§ **Complete the following**
(a) Summarize the ordinance excerpt in two sentences.
(b) Put this sentence from the ordinance excerpt into Spanish: "One additional off-street loading space shall be required for each additional 80,000 square feet after 320,000 square feet."
(c) From the ordinance excerpt, quote the passage that begins at the words "(2)   In situations where" and stops after the words "eliminate the requirement.".

Minimum Loading Berths Required
Gross Floor Area
1
Up to 40,000 sq. ft.
2
40,000 to 80,000 sq. ft.
3
80,000 to 120,000 sq. ft.
4
120,000 to 160,000 sq. ft.
 
      (1)   One additional off-street loading space shall be required for each additional 80,000 square feet after 320,000 square feet.
      (2)   In situations where the structure clearly does not need and will not in the foreseeable future need loading docks, the Planning Commission may reduce the number required or eliminate the requirement.
(Ord. 2002-05, passed 12-30-2002, § 7.14)

§ 156.134 ENTRANCE/DRIVE STANDARDS (ED).

   (A)   ED-01: the intent of entrance and drive standards is to provide for a safe and efficient vehicular and pedestrian transportation system. The following standards apply to entrances and drives.
      (1)   All classification of roads shall be based on the Transportation Plan as found and maintained in the town’s Comprehensive Plan.
      (2)   (a)   No entrance or drive shall be permitted to begin within:
            1.   Two hundred twenty feet of any intersecting road if along a primary arterial (see “C” below in the illustration);
            2.   One hundred seventy-five feet of any intersecting road if along a secondary arterial (see “C” below in the illustration);
            3.   One hundred seventy feet of any intersecting road is along a collector (see “C” below in the illustration); and
            4.   One hundred fifty feet of any intersecting road is along a local road (see “C” below in the illustration).
         (b)   The distances for the above standards shall be determined by measuring from ROW line to the curb or edge of pavement (whichever is less) of the entrance or drive.
         (c)   No two entrance or drive shall be within:
            1.   One hundred twenty feet of one another if along a primary arterial (see “D” below in the illustration);
            2.   On hundred feet of one another if along a secondary arterial (see “D” below in the illustration);
            3.   Seventy feet of one another if along a collector (see “D” below in the illustration); and
            4.   Fifty feet of one another if along a local street (see “D” below in the illustration).
         (d)   The distances for (he above standards shall be determined by measuring from the curb or edge of pavement to the curb or edge of pavement (whichever is less) of each entrance, or drive.

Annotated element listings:
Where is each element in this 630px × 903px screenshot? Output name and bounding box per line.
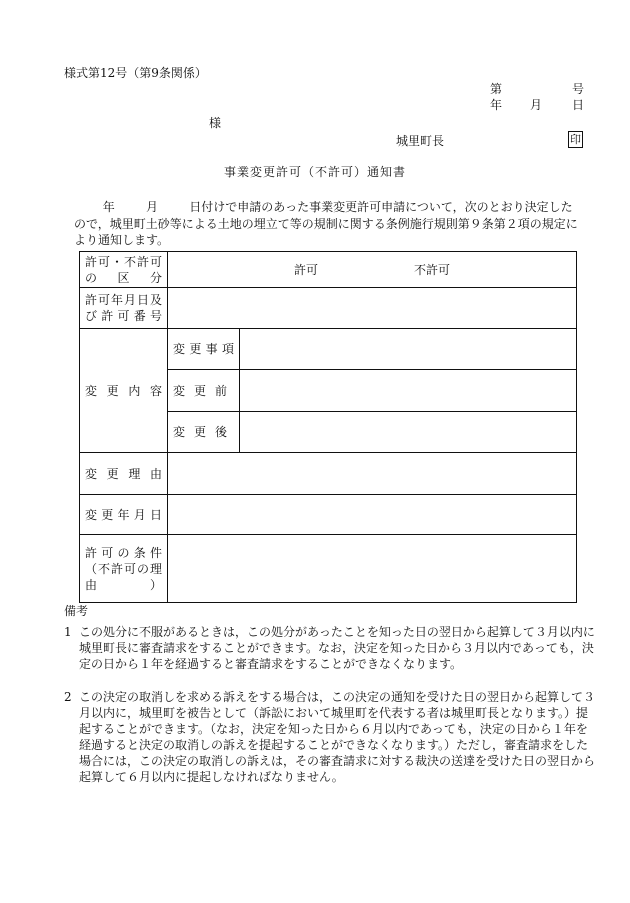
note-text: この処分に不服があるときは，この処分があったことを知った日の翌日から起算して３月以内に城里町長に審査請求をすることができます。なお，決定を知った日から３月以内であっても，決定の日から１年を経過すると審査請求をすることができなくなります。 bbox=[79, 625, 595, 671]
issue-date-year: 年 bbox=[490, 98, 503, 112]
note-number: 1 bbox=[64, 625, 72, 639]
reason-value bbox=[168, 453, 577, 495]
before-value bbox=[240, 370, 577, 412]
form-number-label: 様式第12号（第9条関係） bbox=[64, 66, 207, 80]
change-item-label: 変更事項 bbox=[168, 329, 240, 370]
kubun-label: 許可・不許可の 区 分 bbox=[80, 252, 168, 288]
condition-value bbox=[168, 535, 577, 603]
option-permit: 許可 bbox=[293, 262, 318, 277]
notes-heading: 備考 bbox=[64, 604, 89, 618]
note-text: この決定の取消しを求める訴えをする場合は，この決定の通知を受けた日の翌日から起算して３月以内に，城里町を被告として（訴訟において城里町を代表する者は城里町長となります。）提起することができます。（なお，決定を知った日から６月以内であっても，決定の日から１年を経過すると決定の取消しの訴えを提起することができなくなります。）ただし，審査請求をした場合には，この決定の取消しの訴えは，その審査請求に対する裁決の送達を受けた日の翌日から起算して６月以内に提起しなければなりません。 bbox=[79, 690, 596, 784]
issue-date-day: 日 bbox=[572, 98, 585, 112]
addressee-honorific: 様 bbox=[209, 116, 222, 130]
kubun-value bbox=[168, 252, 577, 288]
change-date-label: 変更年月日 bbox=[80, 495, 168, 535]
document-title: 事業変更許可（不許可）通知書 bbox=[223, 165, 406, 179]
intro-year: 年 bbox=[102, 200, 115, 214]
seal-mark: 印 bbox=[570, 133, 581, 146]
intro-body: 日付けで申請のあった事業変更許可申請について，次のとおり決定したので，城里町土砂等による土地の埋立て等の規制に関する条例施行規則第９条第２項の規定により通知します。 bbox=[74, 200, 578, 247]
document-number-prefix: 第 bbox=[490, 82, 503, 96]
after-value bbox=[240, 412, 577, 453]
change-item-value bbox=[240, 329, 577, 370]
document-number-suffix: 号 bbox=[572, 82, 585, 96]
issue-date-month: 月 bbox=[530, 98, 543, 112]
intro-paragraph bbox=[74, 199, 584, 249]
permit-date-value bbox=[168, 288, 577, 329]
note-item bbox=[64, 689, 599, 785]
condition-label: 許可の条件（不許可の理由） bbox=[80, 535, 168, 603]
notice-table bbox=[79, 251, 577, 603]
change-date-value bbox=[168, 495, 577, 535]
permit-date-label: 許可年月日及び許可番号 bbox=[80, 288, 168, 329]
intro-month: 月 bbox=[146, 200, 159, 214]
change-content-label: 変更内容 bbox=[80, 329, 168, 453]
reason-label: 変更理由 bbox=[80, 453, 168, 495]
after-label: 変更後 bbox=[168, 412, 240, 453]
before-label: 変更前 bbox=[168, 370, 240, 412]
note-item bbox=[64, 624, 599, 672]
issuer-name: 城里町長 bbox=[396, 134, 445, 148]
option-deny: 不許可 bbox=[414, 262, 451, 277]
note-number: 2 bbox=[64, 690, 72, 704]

§ **Outputs by task**
(a) The ordinance excerpt sets minimum loading berths by gross floor area and requires one more off-street loading space for each additional 80,000 square feet after 320,000 square feet, though the Planning Commission may reduce or eliminate the requirement when a structure clearly won't need loading docks. It also sets entrance and drive standards meant to provide a safe and efficient vehicular and pedestrian transportation system, limiting how close an entrance or drive may begin to an intersecting road and how close two entrances or drives may be to each other, with distances that depend on the type of road.

(b) Se requerirá un espacio adicional de carga fuera de la vía pública por cada 80.000 pies cuadrados adicionales después de los 320.000 pies cuadrados.

(c)
(2)   In situations where the structure clearly does not need and will not in the foreseeable future need loading docks, the Planning Commission may reduce the number required or eliminate the requirement.